# AIM OF THE TASK
Repeat the records below exactly as they appear.

# RAW RECORDS
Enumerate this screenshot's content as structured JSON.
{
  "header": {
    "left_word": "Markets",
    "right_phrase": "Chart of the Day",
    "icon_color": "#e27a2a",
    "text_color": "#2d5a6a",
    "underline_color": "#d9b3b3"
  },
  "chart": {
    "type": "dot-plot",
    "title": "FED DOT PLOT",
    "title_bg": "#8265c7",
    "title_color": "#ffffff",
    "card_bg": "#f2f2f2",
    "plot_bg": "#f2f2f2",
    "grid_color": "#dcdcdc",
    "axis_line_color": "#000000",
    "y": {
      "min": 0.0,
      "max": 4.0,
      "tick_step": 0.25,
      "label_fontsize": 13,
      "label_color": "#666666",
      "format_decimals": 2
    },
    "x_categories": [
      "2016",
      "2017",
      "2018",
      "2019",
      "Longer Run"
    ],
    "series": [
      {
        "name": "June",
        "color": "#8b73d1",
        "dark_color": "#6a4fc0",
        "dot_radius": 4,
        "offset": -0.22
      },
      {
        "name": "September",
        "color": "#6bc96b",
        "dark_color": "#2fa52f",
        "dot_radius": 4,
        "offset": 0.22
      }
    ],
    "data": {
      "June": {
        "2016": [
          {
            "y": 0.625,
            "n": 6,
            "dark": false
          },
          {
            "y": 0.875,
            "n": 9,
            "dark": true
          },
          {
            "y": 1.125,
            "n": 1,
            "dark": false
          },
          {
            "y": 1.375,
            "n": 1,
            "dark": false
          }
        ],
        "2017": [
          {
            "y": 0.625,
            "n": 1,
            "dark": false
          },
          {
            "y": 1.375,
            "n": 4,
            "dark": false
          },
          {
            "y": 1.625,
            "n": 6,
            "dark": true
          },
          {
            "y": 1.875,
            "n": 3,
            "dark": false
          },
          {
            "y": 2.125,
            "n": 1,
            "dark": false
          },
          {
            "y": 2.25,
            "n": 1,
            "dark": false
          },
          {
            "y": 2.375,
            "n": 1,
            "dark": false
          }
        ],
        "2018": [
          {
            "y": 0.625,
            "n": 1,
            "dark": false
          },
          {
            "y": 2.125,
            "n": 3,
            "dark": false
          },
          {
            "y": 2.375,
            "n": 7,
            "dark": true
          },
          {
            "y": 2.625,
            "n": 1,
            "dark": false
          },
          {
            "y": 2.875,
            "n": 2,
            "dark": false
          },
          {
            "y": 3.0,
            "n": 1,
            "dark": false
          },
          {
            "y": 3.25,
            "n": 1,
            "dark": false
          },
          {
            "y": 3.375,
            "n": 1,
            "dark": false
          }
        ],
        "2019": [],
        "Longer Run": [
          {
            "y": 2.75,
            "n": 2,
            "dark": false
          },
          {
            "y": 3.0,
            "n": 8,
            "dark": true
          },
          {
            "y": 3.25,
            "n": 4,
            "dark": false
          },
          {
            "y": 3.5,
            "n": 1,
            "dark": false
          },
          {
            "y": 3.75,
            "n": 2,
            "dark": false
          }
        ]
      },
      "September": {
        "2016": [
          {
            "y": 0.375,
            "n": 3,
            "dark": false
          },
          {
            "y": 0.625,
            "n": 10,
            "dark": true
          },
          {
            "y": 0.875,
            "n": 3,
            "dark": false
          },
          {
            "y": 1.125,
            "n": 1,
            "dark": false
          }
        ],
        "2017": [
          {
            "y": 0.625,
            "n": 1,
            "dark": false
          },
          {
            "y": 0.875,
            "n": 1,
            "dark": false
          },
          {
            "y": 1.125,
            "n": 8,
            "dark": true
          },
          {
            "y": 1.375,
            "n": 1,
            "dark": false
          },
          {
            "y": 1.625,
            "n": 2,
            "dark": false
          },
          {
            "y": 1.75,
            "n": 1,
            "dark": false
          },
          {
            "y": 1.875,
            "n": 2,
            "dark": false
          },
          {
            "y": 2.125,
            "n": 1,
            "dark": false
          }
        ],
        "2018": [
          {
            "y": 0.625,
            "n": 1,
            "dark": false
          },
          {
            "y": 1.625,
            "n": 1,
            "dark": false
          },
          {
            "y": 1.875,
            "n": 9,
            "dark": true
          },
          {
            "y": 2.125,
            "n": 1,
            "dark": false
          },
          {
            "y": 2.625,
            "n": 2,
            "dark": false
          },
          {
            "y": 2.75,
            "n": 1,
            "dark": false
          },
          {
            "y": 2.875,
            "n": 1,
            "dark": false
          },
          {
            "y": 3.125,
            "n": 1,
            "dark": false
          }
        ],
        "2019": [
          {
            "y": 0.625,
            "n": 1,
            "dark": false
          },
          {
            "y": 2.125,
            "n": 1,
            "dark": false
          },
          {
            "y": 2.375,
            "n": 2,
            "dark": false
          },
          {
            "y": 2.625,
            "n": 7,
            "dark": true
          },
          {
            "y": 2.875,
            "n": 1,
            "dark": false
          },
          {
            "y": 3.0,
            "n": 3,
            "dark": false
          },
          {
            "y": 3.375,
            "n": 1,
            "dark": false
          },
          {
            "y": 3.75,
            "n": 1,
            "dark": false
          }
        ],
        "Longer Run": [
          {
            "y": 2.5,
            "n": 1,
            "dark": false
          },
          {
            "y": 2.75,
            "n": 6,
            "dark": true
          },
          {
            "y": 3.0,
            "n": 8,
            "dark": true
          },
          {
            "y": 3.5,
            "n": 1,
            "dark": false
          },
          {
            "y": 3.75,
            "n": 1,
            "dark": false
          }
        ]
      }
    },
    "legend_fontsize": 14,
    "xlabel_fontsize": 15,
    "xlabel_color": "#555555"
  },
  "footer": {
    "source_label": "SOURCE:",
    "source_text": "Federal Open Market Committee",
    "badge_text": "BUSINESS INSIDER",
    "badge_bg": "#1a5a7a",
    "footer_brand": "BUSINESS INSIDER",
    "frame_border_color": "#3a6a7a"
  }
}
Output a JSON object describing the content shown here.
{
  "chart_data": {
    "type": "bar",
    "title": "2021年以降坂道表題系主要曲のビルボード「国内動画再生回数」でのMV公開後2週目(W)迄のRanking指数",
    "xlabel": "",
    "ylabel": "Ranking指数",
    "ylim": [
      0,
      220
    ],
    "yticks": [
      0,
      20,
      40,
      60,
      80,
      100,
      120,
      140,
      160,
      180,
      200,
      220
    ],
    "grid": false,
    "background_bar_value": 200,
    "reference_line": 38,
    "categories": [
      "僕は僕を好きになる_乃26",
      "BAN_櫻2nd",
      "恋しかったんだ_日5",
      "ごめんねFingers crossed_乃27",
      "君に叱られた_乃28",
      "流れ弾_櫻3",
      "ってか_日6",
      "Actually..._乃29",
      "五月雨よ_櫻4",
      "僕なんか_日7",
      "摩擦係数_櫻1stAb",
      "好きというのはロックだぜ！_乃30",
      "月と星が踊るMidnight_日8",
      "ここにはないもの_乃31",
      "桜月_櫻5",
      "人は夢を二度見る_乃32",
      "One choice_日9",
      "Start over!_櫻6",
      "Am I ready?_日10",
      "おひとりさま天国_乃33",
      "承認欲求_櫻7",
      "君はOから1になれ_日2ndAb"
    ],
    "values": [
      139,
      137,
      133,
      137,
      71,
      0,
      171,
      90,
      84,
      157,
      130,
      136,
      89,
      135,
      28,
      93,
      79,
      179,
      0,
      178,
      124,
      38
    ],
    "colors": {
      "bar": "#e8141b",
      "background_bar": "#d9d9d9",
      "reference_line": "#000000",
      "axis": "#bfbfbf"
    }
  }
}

# SOLUTION TO THE PROBLEM
Enumerate this screenshot's content as structured JSON.
{
  "header": {
    "left_word": "Markets",
    "right_phrase": "Chart of the Day",
    "icon_color": "#e27a2a",
    "text_color": "#2d5a6a",
    "underline_color": "#d9b3b3"
  },
  "chart": {
    "type": "dot-plot",
    "title": "FED DOT PLOT",
    "title_bg": "#8265c7",
    "title_color": "#ffffff",
    "card_bg": "#f2f2f2",
    "plot_bg": "#f2f2f2",
    "grid_color": "#dcdcdc",
    "axis_line_color": "#000000",
    "y": {
      "min": 0.0,
      "max": 4.0,
      "tick_step": 0.25,
      "label_fontsize": 13,
      "label_color": "#666666",
      "format_decimals": 2
    },
    "x_categories": [
      "2016",
      "2017",
      "2018",
      "2019",
      "Longer Run"
    ],
    "series": [
      {
        "name": "June",
        "color": "#8b73d1",
        "dark_color": "#6a4fc0",
        "dot_radius": 4,
        "offset": -0.22
      },
      {
        "name": "September",
        "color": "#6bc96b",
        "dark_color": "#2fa52f",
        "dot_radius": 4,
        "offset": 0.22
      }
    ],
    "data": {
      "June": {
        "2016": [
          {
            "y": 0.625,
            "n": 6,
            "dark": false
          },
          {
            "y": 0.875,
            "n": 9,
            "dark": true
          },
          {
            "y": 1.125,
            "n": 1,
            "dark": false
          },
          {
            "y": 1.375,
            "n": 1,
            "dark": false
          }
        ],
        "2017": [
          {
            "y": 0.625,
            "n": 1,
            "dark": false
          },
          {
            "y": 1.375,
            "n": 4,
            "dark": false
          },
          {
            "y": 1.625,
            "n": 6,
            "dark": true
          },
          {
            "y": 1.875,
            "n": 3,
            "dark": false
          },
          {
            "y": 2.125,
            "n": 1,
            "dark": false
          },
          {
            "y": 2.25,
            "n": 1,
            "dark": false
          },
          {
            "y": 2.375,
            "n": 1,
            "dark": false
          }
        ],
        "2018": [
          {
            "y": 0.625,
            "n": 1,
            "dark": false
          },
          {
            "y": 2.125,
            "n": 3,
            "dark": false
          },
          {
            "y": 2.375,
            "n": 7,
            "dark": true
          },
          {
            "y": 2.625,
            "n": 1,
            "dark": false
          },
          {
            "y": 2.875,
            "n": 2,
            "dark": false
          },
          {
            "y": 3.0,
            "n": 1,
            "dark": false
          },
          {
            "y": 3.25,
            "n": 1,
            "dark": false
          },
          {
            "y": 3.375,
            "n": 1,
            "dark": false
          }
        ],
        "2019": [],
        "Longer Run": [
          {
            "y": 2.75,
            "n": 2,
            "dark": false
          },
          {
            "y": 3.0,
            "n": 8,
            "dark": true
          },
          {
            "y": 3.25,
            "n": 4,
            "dark": false
          },
          {
            "y": 3.5,
            "n": 1,
            "dark": false
          },
          {
            "y": 3.75,
            "n": 2,
            "dark": false
          }
        ]
      },
      "September": {
        "2016": [
          {
            "y": 0.375,
            "n": 3,
            "dark": false
          },
          {
            "y": 0.625,
            "n": 10,
            "dark": true
          },
          {
            "y": 0.875,
            "n": 3,
            "dark": false
          },
          {
            "y": 1.125,
            "n": 1,
            "dark": false
          }
        ],
        "2017": [
          {
            "y": 0.625,
            "n": 1,
            "dark": false
          },
          {
            "y": 0.875,
            "n": 1,
            "dark": false
          },
          {
            "y": 1.125,
            "n": 8,
            "dark": true
          },
          {
            "y": 1.375,
            "n": 1,
            "dark": false
          },
          {
            "y": 1.625,
            "n": 2,
            "dark": false
          },
          {
            "y": 1.75,
            "n": 1,
            "dark": false
          },
          {
            "y": 1.875,
            "n": 2,
            "dark": false
          },
          {
            "y": 2.125,
            "n": 1,
            "dark": false
          }
        ],
        "2018": [
          {
            "y": 0.625,
            "n": 1,
            "dark": false
          },
          {
            "y": 1.625,
            "n": 1,
            "dark": false
          },
          {
            "y": 1.875,
            "n": 9,
            "dark": true
          },
          {
            "y": 2.125,
            "n": 1,
            "dark": false
          },
          {
            "y": 2.625,
            "n": 2,
            "dark": false
          },
          {
            "y": 2.75,
            "n": 1,
            "dark": false
          },
          {
            "y": 2.875,
            "n": 1,
            "dark": false
          },
          {
            "y": 3.125,
            "n": 1,
            "dark": false
          }
        ],
        "2019": [
          {
            "y": 0.625,
            "n": 1,
            "dark": false
          },
          {
            "y": 2.125,
            "n": 1,
            "dark": false
          },
          {
            "y": 2.375,
            "n": 2,
            "dark": false
          },
          {
            "y": 2.625,
            "n": 7,
            "dark": true
          },
          {
            "y": 2.875,
            "n": 1,
            "dark": false
          },
          {
            "y": 3.0,
            "n": 3,
            "dark": false
          },
          {
            "y": 3.375,
            "n": 1,
            "dark": false
          },
          {
            "y": 3.75,
            "n": 1,
            "dark": false
          }
        ],
        "Longer Run": [
          {
            "y": 2.5,
            "n": 1,
            "dark": false
          },
          {
            "y": 2.75,
            "n": 6,
            "dark": true
          },
          {
            "y": 3.0,
            "n": 8,
            "dark": true
          },
          {
            "y": 3.5,
            "n": 1,
            "dark": false
          },
          {
            "y": 3.75,
            "n": 1,
            "dark": false
          }
        ]
      }
    },
    "legend_fontsize": 14,
    "xlabel_fontsize": 15,
    "xlabel_color": "#555555"
  },
  "footer": {
    "source_label": "SOURCE:",
    "source_text": "Federal Open Market Committee",
    "badge_text": "BUSINESS INSIDER",
    "badge_bg": "#1a5a7a",
    "footer_brand": "BUSINESS INSIDER",
    "frame_border_color": "#3a6a7a"
  }
}
Output a JSON object describing the content shown here.
{
  "chart_data": {
    "type": "bar",
    "title": "2021年以降坂道表題系主要曲のビルボード「国内動画再生回数」でのMV公開後2週目(W)迄のRanking指数",
    "xlabel": "",
    "ylabel": "Ranking指数",
    "ylim": [
      0,
      220
    ],
    "yticks": [
      0,
      20,
      40,
      60,
      80,
      100,
      120,
      140,
      160,
      180,
      200,
      220
    ],
    "grid": false,
    "background_bar_value": 200,
    "reference_line": 38,
    "categories": [
      "僕は僕を好きになる_乃26",
      "BAN_櫻2nd",
      "恋しかったんだ_日5",
      "ごめんねFingers crossed_乃27",
      "君に叱られた_乃28",
      "流れ弾_櫻3",
      "ってか_日6",
      "Actually..._乃29",
      "五月雨よ_櫻4",
      "僕なんか_日7",
      "摩擦係数_櫻1stAb",
      "好きというのはロックだぜ！_乃30",
      "月と星が踊るMidnight_日8",
      "ここにはないもの_乃31",
      "桜月_櫻5",
      "人は夢を二度見る_乃32",
      "One choice_日9",
      "Start over!_櫻6",
      "Am I ready?_日10",
      "おひとりさま天国_乃33",
      "承認欲求_櫻7",
      "君はOから1になれ_日2ndAb"
    ],
    "values": [
      139,
      137,
      133,
      137,
      71,
      0,
      171,
      90,
      84,
      157,
      130,
      136,
      89,
      135,
      28,
      93,
      79,
      179,
      0,
      178,
      124,
      38
    ],
    "colors": {
      "bar": "#e8141b",
      "background_bar": "#d9d9d9",
      "reference_line": "#000000",
      "axis": "#bfbfbf"
    }
  }
}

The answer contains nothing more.